Provided data start
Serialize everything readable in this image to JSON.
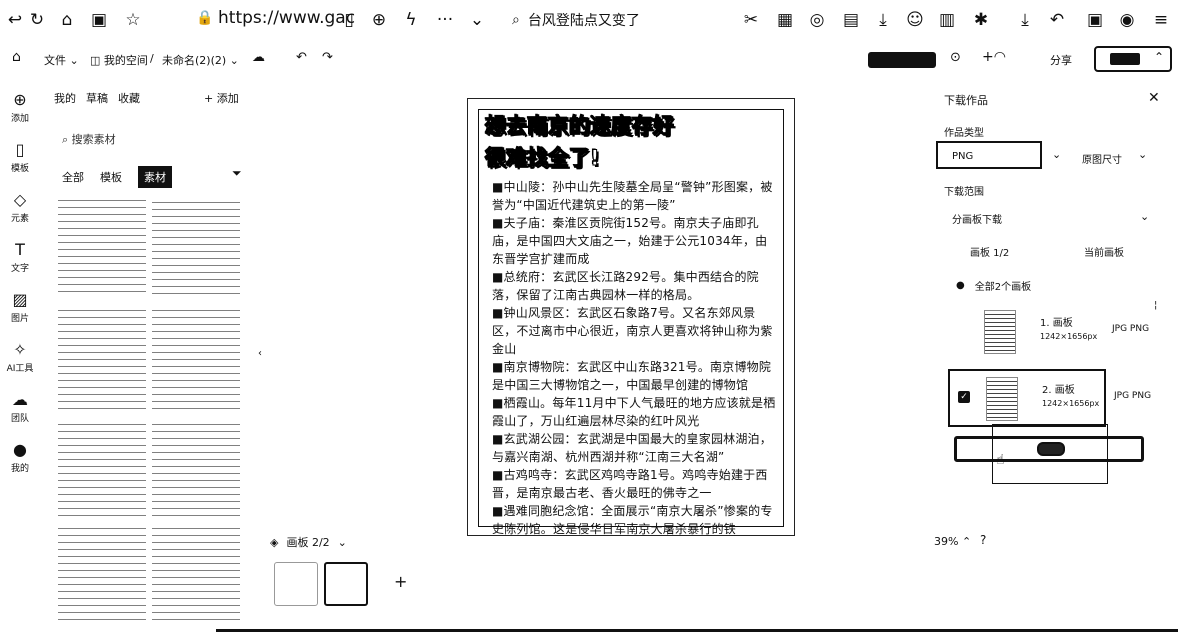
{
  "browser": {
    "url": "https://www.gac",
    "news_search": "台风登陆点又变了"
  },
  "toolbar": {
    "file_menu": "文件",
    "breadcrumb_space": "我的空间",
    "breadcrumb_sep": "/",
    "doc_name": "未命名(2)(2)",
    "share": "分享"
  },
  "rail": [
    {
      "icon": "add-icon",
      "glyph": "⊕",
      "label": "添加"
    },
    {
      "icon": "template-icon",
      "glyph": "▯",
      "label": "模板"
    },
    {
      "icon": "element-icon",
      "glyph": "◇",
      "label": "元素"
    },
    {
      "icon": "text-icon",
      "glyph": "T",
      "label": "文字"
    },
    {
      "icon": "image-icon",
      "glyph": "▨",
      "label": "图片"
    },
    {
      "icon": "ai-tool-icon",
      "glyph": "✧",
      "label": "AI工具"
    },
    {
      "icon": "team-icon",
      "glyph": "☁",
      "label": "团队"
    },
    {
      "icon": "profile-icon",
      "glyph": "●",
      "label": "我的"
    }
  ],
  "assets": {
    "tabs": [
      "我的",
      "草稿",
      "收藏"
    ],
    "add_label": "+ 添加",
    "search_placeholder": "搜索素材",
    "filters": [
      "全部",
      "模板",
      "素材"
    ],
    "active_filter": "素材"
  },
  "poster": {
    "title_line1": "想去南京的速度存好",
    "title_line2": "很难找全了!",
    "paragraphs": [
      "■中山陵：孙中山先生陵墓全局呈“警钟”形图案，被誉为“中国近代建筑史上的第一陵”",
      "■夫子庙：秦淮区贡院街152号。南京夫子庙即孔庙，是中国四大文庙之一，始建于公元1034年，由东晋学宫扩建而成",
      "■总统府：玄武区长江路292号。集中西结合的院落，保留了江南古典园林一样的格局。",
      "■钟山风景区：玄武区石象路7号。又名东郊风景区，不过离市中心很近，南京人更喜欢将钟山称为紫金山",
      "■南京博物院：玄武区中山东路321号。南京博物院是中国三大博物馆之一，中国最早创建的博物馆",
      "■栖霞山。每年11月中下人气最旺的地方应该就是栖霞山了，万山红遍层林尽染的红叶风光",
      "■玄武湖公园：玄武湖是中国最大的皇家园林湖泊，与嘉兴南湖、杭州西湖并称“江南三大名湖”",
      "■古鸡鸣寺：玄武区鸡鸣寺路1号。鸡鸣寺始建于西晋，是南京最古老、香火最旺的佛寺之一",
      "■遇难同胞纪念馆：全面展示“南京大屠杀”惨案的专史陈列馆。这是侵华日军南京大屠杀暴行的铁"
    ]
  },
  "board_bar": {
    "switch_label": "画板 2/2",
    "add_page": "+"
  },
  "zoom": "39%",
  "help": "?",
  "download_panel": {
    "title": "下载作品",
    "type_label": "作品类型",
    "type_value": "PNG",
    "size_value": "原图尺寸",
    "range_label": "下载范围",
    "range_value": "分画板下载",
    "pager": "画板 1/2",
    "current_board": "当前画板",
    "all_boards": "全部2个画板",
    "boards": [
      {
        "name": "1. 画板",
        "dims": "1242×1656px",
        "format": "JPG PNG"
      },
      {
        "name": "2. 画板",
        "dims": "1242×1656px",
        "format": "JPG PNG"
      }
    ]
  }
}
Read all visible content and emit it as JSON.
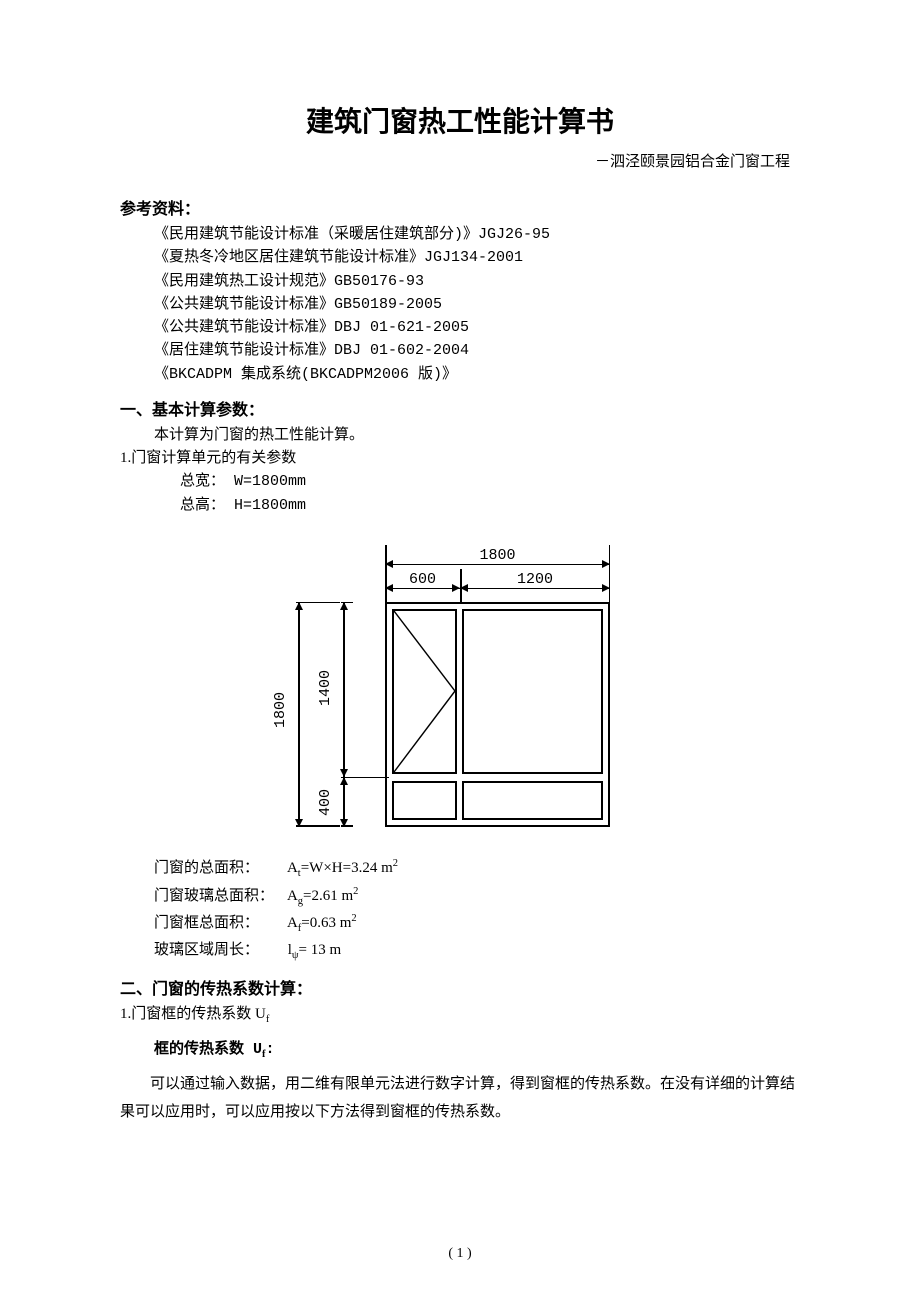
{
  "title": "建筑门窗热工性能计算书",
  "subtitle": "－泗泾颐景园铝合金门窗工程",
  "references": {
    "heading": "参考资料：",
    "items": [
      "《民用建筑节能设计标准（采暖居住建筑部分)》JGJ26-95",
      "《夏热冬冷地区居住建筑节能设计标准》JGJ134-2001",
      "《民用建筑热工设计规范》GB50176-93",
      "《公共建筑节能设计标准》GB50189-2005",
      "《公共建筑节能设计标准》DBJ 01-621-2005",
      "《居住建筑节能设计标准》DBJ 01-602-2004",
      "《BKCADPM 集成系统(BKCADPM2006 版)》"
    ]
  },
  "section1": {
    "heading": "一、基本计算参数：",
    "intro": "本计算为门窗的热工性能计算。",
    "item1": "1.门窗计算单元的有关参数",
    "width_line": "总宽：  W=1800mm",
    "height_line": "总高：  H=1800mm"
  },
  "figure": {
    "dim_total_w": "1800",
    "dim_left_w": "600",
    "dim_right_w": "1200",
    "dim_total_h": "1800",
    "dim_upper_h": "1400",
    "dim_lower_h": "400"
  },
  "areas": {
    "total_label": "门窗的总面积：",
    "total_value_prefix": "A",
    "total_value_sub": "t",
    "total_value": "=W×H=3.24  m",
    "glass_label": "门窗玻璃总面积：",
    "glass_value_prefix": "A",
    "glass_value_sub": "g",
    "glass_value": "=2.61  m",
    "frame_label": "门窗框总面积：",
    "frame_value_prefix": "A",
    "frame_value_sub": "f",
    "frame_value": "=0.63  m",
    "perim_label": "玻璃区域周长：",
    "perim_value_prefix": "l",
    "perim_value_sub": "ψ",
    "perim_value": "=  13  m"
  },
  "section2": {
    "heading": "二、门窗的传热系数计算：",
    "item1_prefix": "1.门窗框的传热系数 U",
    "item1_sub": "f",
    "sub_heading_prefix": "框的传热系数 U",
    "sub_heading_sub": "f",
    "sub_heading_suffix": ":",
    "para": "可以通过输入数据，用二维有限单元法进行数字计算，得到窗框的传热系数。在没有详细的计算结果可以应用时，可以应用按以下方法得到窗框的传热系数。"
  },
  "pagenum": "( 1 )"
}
Provided data end
> **What this task involves**: The records above must be transcribed exactly. Pictures are left out of the copy.

> **The output**:
Serialize everything readable in this image to JSON.
{
  "browser": {
    "url": "https://www.gac",
    "news_search": "台风登陆点又变了"
  },
  "toolbar": {
    "file_menu": "文件",
    "breadcrumb_space": "我的空间",
    "breadcrumb_sep": "/",
    "doc_name": "未命名(2)(2)",
    "share": "分享"
  },
  "rail": [
    {
      "icon": "add-icon",
      "glyph": "⊕",
      "label": "添加"
    },
    {
      "icon": "template-icon",
      "glyph": "▯",
      "label": "模板"
    },
    {
      "icon": "element-icon",
      "glyph": "◇",
      "label": "元素"
    },
    {
      "icon": "text-icon",
      "glyph": "T",
      "label": "文字"
    },
    {
      "icon": "image-icon",
      "glyph": "▨",
      "label": "图片"
    },
    {
      "icon": "ai-tool-icon",
      "glyph": "✧",
      "label": "AI工具"
    },
    {
      "icon": "team-icon",
      "glyph": "☁",
      "label": "团队"
    },
    {
      "icon": "profile-icon",
      "glyph": "●",
      "label": "我的"
    }
  ],
  "assets": {
    "tabs": [
      "我的",
      "草稿",
      "收藏"
    ],
    "add_label": "+ 添加",
    "search_placeholder": "搜索素材",
    "filters": [
      "全部",
      "模板",
      "素材"
    ],
    "active_filter": "素材"
  },
  "poster": {
    "title_line1": "想去南京的速度存好",
    "title_line2": "很难找全了!",
    "paragraphs": [
      "■中山陵：孙中山先生陵墓全局呈“警钟”形图案，被誉为“中国近代建筑史上的第一陵”",
      "■夫子庙：秦淮区贡院街152号。南京夫子庙即孔庙，是中国四大文庙之一，始建于公元1034年，由东晋学宫扩建而成",
      "■总统府：玄武区长江路292号。集中西结合的院落，保留了江南古典园林一样的格局。",
      "■钟山风景区：玄武区石象路7号。又名东郊风景区，不过离市中心很近，南京人更喜欢将钟山称为紫金山",
      "■南京博物院：玄武区中山东路321号。南京博物院是中国三大博物馆之一，中国最早创建的博物馆",
      "■栖霞山。每年11月中下人气最旺的地方应该就是栖霞山了，万山红遍层林尽染的红叶风光",
      "■玄武湖公园：玄武湖是中国最大的皇家园林湖泊，与嘉兴南湖、杭州西湖并称“江南三大名湖”",
      "■古鸡鸣寺：玄武区鸡鸣寺路1号。鸡鸣寺始建于西晋，是南京最古老、香火最旺的佛寺之一",
      "■遇难同胞纪念馆：全面展示“南京大屠杀”惨案的专史陈列馆。这是侵华日军南京大屠杀暴行的铁"
    ]
  },
  "board_bar": {
    "switch_label": "画板 2/2",
    "add_page": "+"
  },
  "zoom": "39%",
  "help": "?",
  "download_panel": {
    "title": "下载作品",
    "type_label": "作品类型",
    "type_value": "PNG",
    "size_value": "原图尺寸",
    "range_label": "下载范围",
    "range_value": "分画板下载",
    "pager": "画板 1/2",
    "current_board": "当前画板",
    "all_boards": "全部2个画板",
    "boards": [
      {
        "name": "1. 画板",
        "dims": "1242×1656px",
        "format": "JPG PNG"
      },
      {
        "name": "2. 画板",
        "dims": "1242×1656px",
        "format": "JPG PNG"
      }
    ]
  }
}
Read all visible content and emit it as JSON.
{
  "title": "建筑门窗热工性能计算书",
  "subtitle": "－泗泾颐景园铝合金门窗工程",
  "references": {
    "heading": "参考资料：",
    "items": [
      "《民用建筑节能设计标准（采暖居住建筑部分)》JGJ26-95",
      "《夏热冬冷地区居住建筑节能设计标准》JGJ134-2001",
      "《民用建筑热工设计规范》GB50176-93",
      "《公共建筑节能设计标准》GB50189-2005",
      "《公共建筑节能设计标准》DBJ 01-621-2005",
      "《居住建筑节能设计标准》DBJ 01-602-2004",
      "《BKCADPM 集成系统(BKCADPM2006 版)》"
    ]
  },
  "section1": {
    "heading": "一、基本计算参数：",
    "intro": "本计算为门窗的热工性能计算。",
    "item1": "1.门窗计算单元的有关参数",
    "width_line": "总宽：  W=1800mm",
    "height_line": "总高：  H=1800mm"
  },
  "figure": {
    "dim_total_w": "1800",
    "dim_left_w": "600",
    "dim_right_w": "1200",
    "dim_total_h": "1800",
    "dim_upper_h": "1400",
    "dim_lower_h": "400"
  },
  "areas": {
    "total_label": "门窗的总面积：",
    "total_value_prefix": "A",
    "total_value_sub": "t",
    "total_value": "=W×H=3.24  m",
    "glass_label": "门窗玻璃总面积：",
    "glass_value_prefix": "A",
    "glass_value_sub": "g",
    "glass_value": "=2.61  m",
    "frame_label": "门窗框总面积：",
    "frame_value_prefix": "A",
    "frame_value_sub": "f",
    "frame_value": "=0.63  m",
    "perim_label": "玻璃区域周长：",
    "perim_value_prefix": "l",
    "perim_value_sub": "ψ",
    "perim_value": "=  13  m"
  },
  "section2": {
    "heading": "二、门窗的传热系数计算：",
    "item1_prefix": "1.门窗框的传热系数 U",
    "item1_sub": "f",
    "sub_heading_prefix": "框的传热系数 U",
    "sub_heading_sub": "f",
    "sub_heading_suffix": ":",
    "para": "可以通过输入数据，用二维有限单元法进行数字计算，得到窗框的传热系数。在没有详细的计算结果可以应用时，可以应用按以下方法得到窗框的传热系数。"
  },
  "pagenum": "( 1 )"
}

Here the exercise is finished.